Brief> Would you write out the entries below, every one of them, exactly?

:: Data

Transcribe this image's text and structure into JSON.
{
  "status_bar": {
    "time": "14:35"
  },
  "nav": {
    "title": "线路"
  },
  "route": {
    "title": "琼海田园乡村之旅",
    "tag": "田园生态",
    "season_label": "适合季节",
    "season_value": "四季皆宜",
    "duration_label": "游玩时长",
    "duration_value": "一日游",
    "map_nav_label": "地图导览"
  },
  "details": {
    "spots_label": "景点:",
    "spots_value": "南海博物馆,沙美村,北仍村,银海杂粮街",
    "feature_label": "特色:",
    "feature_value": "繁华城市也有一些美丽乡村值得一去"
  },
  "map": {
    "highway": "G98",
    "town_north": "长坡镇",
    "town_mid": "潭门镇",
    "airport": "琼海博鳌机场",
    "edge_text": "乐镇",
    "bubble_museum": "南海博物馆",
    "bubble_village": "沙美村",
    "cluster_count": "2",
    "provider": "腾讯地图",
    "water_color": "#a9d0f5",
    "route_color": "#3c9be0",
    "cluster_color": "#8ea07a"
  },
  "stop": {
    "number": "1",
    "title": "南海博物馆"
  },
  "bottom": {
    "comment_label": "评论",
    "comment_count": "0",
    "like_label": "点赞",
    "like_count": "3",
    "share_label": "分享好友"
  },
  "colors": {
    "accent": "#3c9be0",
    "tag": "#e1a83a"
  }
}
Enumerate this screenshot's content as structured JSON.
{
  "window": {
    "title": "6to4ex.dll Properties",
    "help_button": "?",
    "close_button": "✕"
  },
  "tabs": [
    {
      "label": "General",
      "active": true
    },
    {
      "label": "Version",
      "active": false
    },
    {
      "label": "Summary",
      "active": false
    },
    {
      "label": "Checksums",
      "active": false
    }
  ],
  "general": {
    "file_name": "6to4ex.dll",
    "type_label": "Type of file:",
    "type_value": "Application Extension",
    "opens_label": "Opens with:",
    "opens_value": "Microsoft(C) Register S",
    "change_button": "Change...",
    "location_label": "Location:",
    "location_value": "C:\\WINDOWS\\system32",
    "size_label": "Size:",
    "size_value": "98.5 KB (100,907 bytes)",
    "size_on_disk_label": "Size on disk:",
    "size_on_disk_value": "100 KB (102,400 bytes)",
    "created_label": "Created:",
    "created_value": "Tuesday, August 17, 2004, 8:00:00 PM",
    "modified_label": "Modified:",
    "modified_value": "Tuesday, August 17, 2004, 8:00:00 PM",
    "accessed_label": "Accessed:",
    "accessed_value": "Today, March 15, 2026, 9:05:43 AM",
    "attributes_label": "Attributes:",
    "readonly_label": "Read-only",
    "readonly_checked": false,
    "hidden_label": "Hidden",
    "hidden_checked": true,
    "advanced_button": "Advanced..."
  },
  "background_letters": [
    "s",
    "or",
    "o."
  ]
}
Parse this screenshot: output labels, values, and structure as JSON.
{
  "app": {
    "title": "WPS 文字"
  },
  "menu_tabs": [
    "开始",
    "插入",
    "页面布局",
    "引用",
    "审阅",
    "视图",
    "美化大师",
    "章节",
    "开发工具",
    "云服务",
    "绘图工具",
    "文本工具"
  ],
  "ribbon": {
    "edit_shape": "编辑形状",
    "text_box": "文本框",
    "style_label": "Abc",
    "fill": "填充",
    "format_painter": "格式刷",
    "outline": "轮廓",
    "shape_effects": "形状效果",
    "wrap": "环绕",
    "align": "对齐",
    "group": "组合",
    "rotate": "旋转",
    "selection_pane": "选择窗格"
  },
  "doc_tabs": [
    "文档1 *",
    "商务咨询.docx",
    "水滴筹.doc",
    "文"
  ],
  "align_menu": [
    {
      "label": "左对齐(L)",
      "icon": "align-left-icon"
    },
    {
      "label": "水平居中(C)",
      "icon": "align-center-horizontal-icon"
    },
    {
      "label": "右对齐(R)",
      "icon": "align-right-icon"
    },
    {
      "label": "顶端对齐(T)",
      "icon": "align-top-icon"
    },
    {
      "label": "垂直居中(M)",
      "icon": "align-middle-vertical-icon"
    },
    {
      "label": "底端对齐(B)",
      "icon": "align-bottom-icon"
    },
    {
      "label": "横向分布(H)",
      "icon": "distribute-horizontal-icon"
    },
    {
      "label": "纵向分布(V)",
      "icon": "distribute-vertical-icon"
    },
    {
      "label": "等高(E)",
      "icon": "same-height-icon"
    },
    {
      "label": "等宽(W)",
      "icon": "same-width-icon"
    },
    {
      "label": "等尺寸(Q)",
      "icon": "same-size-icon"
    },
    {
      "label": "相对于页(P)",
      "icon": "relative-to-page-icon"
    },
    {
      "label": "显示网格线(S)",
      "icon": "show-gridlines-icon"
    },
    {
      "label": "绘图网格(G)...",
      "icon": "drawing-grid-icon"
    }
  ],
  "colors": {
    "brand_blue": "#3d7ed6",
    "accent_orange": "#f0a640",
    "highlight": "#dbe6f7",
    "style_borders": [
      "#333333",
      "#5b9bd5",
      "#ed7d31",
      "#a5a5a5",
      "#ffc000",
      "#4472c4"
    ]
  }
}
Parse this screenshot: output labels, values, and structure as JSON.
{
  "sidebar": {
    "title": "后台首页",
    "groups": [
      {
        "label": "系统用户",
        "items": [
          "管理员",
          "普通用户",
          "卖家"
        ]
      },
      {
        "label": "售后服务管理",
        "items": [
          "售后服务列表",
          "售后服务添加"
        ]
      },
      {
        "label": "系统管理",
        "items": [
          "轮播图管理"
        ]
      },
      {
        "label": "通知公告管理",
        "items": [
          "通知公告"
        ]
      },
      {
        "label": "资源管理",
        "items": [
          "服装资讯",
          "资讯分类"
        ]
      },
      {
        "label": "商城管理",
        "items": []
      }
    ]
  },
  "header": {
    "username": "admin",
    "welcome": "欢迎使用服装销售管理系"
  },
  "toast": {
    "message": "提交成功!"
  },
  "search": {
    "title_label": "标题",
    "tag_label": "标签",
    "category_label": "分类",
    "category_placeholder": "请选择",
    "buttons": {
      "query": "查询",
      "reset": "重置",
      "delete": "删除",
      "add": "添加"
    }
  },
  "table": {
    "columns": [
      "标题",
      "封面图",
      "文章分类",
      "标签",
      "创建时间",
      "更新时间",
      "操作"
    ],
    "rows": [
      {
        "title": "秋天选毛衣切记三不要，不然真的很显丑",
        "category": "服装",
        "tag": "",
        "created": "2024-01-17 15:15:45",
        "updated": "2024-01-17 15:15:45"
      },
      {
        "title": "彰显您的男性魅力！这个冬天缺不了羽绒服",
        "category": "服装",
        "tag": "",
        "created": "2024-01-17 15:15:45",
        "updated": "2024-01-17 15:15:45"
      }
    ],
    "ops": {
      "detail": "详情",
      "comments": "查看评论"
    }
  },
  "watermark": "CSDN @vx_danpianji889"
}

::::

Problem solution>
Transcribe this image's text and structure into JSON.
{
  "status_bar": {
    "time": "14:35"
  },
  "nav": {
    "title": "线路"
  },
  "route": {
    "title": "琼海田园乡村之旅",
    "tag": "田园生态",
    "season_label": "适合季节",
    "season_value": "四季皆宜",
    "duration_label": "游玩时长",
    "duration_value": "一日游",
    "map_nav_label": "地图导览"
  },
  "details": {
    "spots_label": "景点:",
    "spots_value": "南海博物馆,沙美村,北仍村,银海杂粮街",
    "feature_label": "特色:",
    "feature_value": "繁华城市也有一些美丽乡村值得一去"
  },
  "map": {
    "highway": "G98",
    "town_north": "长坡镇",
    "town_mid": "潭门镇",
    "airport": "琼海博鳌机场",
    "edge_text": "乐镇",
    "bubble_museum": "南海博物馆",
    "bubble_village": "沙美村",
    "cluster_count": "2",
    "provider": "腾讯地图",
    "water_color": "#a9d0f5",
    "route_color": "#3c9be0",
    "cluster_color": "#8ea07a"
  },
  "stop": {
    "number": "1",
    "title": "南海博物馆"
  },
  "bottom": {
    "comment_label": "评论",
    "comment_count": "0",
    "like_label": "点赞",
    "like_count": "3",
    "share_label": "分享好友"
  },
  "colors": {
    "accent": "#3c9be0",
    "tag": "#e1a83a"
  }
}
Enumerate this screenshot's content as structured JSON.
{
  "window": {
    "title": "6to4ex.dll Properties",
    "help_button": "?",
    "close_button": "✕"
  },
  "tabs": [
    {
      "label": "General",
      "active": true
    },
    {
      "label": "Version",
      "active": false
    },
    {
      "label": "Summary",
      "active": false
    },
    {
      "label": "Checksums",
      "active": false
    }
  ],
  "general": {
    "file_name": "6to4ex.dll",
    "type_label": "Type of file:",
    "type_value": "Application Extension",
    "opens_label": "Opens with:",
    "opens_value": "Microsoft(C) Register S",
    "change_button": "Change...",
    "location_label": "Location:",
    "location_value": "C:\\WINDOWS\\system32",
    "size_label": "Size:",
    "size_value": "98.5 KB (100,907 bytes)",
    "size_on_disk_label": "Size on disk:",
    "size_on_disk_value": "100 KB (102,400 bytes)",
    "created_label": "Created:",
    "created_value": "Tuesday, August 17, 2004, 8:00:00 PM",
    "modified_label": "Modified:",
    "modified_value": "Tuesday, August 17, 2004, 8:00:00 PM",
    "accessed_label": "Accessed:",
    "accessed_value": "Today, March 15, 2026, 9:05:43 AM",
    "attributes_label": "Attributes:",
    "readonly_label": "Read-only",
    "readonly_checked": false,
    "hidden_label": "Hidden",
    "hidden_checked": true,
    "advanced_button": "Advanced..."
  },
  "background_letters": [
    "s",
    "or",
    "o."
  ]
}
Parse this screenshot: output labels, values, and structure as JSON.
{
  "app": {
    "title": "WPS 文字"
  },
  "menu_tabs": [
    "开始",
    "插入",
    "页面布局",
    "引用",
    "审阅",
    "视图",
    "美化大师",
    "章节",
    "开发工具",
    "云服务",
    "绘图工具",
    "文本工具"
  ],
  "ribbon": {
    "edit_shape": "编辑形状",
    "text_box": "文本框",
    "style_label": "Abc",
    "fill": "填充",
    "format_painter": "格式刷",
    "outline": "轮廓",
    "shape_effects": "形状效果",
    "wrap": "环绕",
    "align": "对齐",
    "group": "组合",
    "rotate": "旋转",
    "selection_pane": "选择窗格"
  },
  "doc_tabs": [
    "文档1 *",
    "商务咨询.docx",
    "水滴筹.doc",
    "文"
  ],
  "align_menu": [
    {
      "label": "左对齐(L)",
      "icon": "align-left-icon"
    },
    {
      "label": "水平居中(C)",
      "icon": "align-center-horizontal-icon"
    },
    {
      "label": "右对齐(R)",
      "icon": "align-right-icon"
    },
    {
      "label": "顶端对齐(T)",
      "icon": "align-top-icon"
    },
    {
      "label": "垂直居中(M)",
      "icon": "align-middle-vertical-icon"
    },
    {
      "label": "底端对齐(B)",
      "icon": "align-bottom-icon"
    },
    {
      "label": "横向分布(H)",
      "icon": "distribute-horizontal-icon"
    },
    {
      "label": "纵向分布(V)",
      "icon": "distribute-vertical-icon"
    },
    {
      "label": "等高(E)",
      "icon": "same-height-icon"
    },
    {
      "label": "等宽(W)",
      "icon": "same-width-icon"
    },
    {
      "label": "等尺寸(Q)",
      "icon": "same-size-icon"
    },
    {
      "label": "相对于页(P)",
      "icon": "relative-to-page-icon"
    },
    {
      "label": "显示网格线(S)",
      "icon": "show-gridlines-icon"
    },
    {
      "label": "绘图网格(G)...",
      "icon": "drawing-grid-icon"
    }
  ],
  "colors": {
    "brand_blue": "#3d7ed6",
    "accent_orange": "#f0a640",
    "highlight": "#dbe6f7",
    "style_borders": [
      "#333333",
      "#5b9bd5",
      "#ed7d31",
      "#a5a5a5",
      "#ffc000",
      "#4472c4"
    ]
  }
}
Parse this screenshot: output labels, values, and structure as JSON.
{
  "sidebar": {
    "title": "后台首页",
    "groups": [
      {
        "label": "系统用户",
        "items": [
          "管理员",
          "普通用户",
          "卖家"
        ]
      },
      {
        "label": "售后服务管理",
        "items": [
          "售后服务列表",
          "售后服务添加"
        ]
      },
      {
        "label": "系统管理",
        "items": [
          "轮播图管理"
        ]
      },
      {
        "label": "通知公告管理",
        "items": [
          "通知公告"
        ]
      },
      {
        "label": "资源管理",
        "items": [
          "服装资讯",
          "资讯分类"
        ]
      },
      {
        "label": "商城管理",
        "items": []
      }
    ]
  },
  "header": {
    "username": "admin",
    "welcome": "欢迎使用服装销售管理系"
  },
  "toast": {
    "message": "提交成功!"
  },
  "search": {
    "title_label": "标题",
    "tag_label": "标签",
    "category_label": "分类",
    "category_placeholder": "请选择",
    "buttons": {
      "query": "查询",
      "reset": "重置",
      "delete": "删除",
      "add": "添加"
    }
  },
  "table": {
    "columns": [
      "标题",
      "封面图",
      "文章分类",
      "标签",
      "创建时间",
      "更新时间",
      "操作"
    ],
    "rows": [
      {
        "title": "秋天选毛衣切记三不要，不然真的很显丑",
        "category": "服装",
        "tag": "",
        "created": "2024-01-17 15:15:45",
        "updated": "2024-01-17 15:15:45"
      },
      {
        "title": "彰显您的男性魅力！这个冬天缺不了羽绒服",
        "category": "服装",
        "tag": "",
        "created": "2024-01-17 15:15:45",
        "updated": "2024-01-17 15:15:45"
      }
    ],
    "ops": {
      "detail": "详情",
      "comments": "查看评论"
    }
  },
  "watermark": "CSDN @vx_danpianji889"
}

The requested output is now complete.